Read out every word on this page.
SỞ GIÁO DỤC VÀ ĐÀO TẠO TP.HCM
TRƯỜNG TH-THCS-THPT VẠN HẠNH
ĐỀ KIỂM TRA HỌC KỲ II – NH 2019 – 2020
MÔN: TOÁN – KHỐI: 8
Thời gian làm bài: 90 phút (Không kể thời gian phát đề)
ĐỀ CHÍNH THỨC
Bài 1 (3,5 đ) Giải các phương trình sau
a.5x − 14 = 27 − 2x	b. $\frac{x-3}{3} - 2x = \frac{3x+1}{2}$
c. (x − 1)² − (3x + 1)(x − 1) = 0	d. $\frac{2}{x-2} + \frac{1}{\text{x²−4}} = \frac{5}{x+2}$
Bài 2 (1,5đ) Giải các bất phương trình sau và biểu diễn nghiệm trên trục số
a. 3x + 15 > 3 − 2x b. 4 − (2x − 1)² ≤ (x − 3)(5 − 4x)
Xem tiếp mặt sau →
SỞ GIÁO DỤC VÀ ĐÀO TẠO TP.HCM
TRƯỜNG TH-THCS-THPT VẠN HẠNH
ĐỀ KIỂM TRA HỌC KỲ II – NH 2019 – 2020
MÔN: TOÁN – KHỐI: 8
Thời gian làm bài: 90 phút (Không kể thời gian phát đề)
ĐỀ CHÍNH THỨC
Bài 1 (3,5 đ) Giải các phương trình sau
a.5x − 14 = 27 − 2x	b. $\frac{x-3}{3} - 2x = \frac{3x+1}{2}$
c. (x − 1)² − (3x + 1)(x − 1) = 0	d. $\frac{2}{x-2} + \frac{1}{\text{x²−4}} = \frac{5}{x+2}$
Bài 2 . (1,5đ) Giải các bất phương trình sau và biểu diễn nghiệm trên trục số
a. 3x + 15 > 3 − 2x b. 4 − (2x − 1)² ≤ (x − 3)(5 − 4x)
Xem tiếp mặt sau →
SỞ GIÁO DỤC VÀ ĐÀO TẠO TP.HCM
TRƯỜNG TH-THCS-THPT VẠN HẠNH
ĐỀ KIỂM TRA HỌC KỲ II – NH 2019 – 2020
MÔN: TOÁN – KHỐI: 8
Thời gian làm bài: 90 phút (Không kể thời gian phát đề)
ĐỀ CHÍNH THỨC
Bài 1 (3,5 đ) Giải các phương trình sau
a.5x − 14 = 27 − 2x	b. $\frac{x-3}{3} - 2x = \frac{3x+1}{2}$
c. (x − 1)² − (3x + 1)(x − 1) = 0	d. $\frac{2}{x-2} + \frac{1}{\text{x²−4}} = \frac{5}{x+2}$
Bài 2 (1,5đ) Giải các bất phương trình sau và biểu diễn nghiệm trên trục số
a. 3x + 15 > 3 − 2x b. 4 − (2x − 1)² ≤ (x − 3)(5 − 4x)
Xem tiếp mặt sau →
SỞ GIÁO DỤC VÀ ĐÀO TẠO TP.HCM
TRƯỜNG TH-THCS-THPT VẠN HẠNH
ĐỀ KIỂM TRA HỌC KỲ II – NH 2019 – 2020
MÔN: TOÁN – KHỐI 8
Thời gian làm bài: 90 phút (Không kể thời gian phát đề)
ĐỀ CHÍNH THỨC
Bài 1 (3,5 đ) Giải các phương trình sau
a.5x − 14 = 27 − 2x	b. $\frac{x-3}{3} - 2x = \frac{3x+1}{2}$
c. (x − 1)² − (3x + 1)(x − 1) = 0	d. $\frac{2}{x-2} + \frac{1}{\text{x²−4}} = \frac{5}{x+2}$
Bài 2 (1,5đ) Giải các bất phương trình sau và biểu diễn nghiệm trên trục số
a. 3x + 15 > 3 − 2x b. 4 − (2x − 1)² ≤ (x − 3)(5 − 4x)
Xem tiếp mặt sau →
• • • •
- _Task directions_:
Extract all the entries word for word.

- _Written response_:
Read out every word on this page.
SỞ GIÁO DỤC VÀ ĐÀO TẠO TP.HCM
TRƯỜNG TH-THCS-THPT VẠN HẠNH
ĐỀ KIỂM TRA HỌC KỲ II – NH 2019 – 2020
MÔN: TOÁN – KHỐI: 8
Thời gian làm bài: 90 phút (Không kể thời gian phát đề)
ĐỀ CHÍNH THỨC
Bài 1 (3,5 đ) Giải các phương trình sau
a.5x − 14 = 27 − 2x	b. $\frac{x-3}{3} - 2x = \frac{3x+1}{2}$
c. (x − 1)² − (3x + 1)(x − 1) = 0	d. $\frac{2}{x-2} + \frac{1}{\text{x²−4}} = \frac{5}{x+2}$
Bài 2 (1,5đ) Giải các bất phương trình sau và biểu diễn nghiệm trên trục số
a. 3x + 15 > 3 − 2x b. 4 − (2x − 1)² ≤ (x − 3)(5 − 4x)
Xem tiếp mặt sau →
SỞ GIÁO DỤC VÀ ĐÀO TẠO TP.HCM
TRƯỜNG TH-THCS-THPT VẠN HẠNH
ĐỀ KIỂM TRA HỌC KỲ II – NH 2019 – 2020
MÔN: TOÁN – KHỐI: 8
Thời gian làm bài: 90 phút (Không kể thời gian phát đề)
ĐỀ CHÍNH THỨC
Bài 1 (3,5 đ) Giải các phương trình sau
a.5x − 14 = 27 − 2x	b. $\frac{x-3}{3} - 2x = \frac{3x+1}{2}$
c. (x − 1)² − (3x + 1)(x − 1) = 0	d. $\frac{2}{x-2} + \frac{1}{\text{x²−4}} = \frac{5}{x+2}$
Bài 2 . (1,5đ) Giải các bất phương trình sau và biểu diễn nghiệm trên trục số
a. 3x + 15 > 3 − 2x b. 4 − (2x − 1)² ≤ (x − 3)(5 − 4x)
Xem tiếp mặt sau →
SỞ GIÁO DỤC VÀ ĐÀO TẠO TP.HCM
TRƯỜNG TH-THCS-THPT VẠN HẠNH
ĐỀ KIỂM TRA HỌC KỲ II – NH 2019 – 2020
MÔN: TOÁN – KHỐI: 8
Thời gian làm bài: 90 phút (Không kể thời gian phát đề)
ĐỀ CHÍNH THỨC
Bài 1 (3,5 đ) Giải các phương trình sau
a.5x − 14 = 27 − 2x	b. $\frac{x-3}{3} - 2x = \frac{3x+1}{2}$
c. (x − 1)² − (3x + 1)(x − 1) = 0	d. $\frac{2}{x-2} + \frac{1}{\text{x²−4}} = \frac{5}{x+2}$
Bài 2 (1,5đ) Giải các bất phương trình sau và biểu diễn nghiệm trên trục số
a. 3x + 15 > 3 − 2x b. 4 − (2x − 1)² ≤ (x − 3)(5 − 4x)
Xem tiếp mặt sau →
SỞ GIÁO DỤC VÀ ĐÀO TẠO TP.HCM
TRƯỜNG TH-THCS-THPT VẠN HẠNH
ĐỀ KIỂM TRA HỌC KỲ II – NH 2019 – 2020
MÔN: TOÁN – KHỐI 8
Thời gian làm bài: 90 phút (Không kể thời gian phát đề)
ĐỀ CHÍNH THỨC
Bài 1 (3,5 đ) Giải các phương trình sau
a.5x − 14 = 27 − 2x	b. $\frac{x-3}{3} - 2x = \frac{3x+1}{2}$
c. (x − 1)² − (3x + 1)(x − 1) = 0	d. $\frac{2}{x-2} + \frac{1}{\text{x²−4}} = \frac{5}{x+2}$
Bài 2 (1,5đ) Giải các bất phương trình sau và biểu diễn nghiệm trên trục số
a. 3x + 15 > 3 − 2x b. 4 − (2x − 1)² ≤ (x − 3)(5 − 4x)
Xem tiếp mặt sau →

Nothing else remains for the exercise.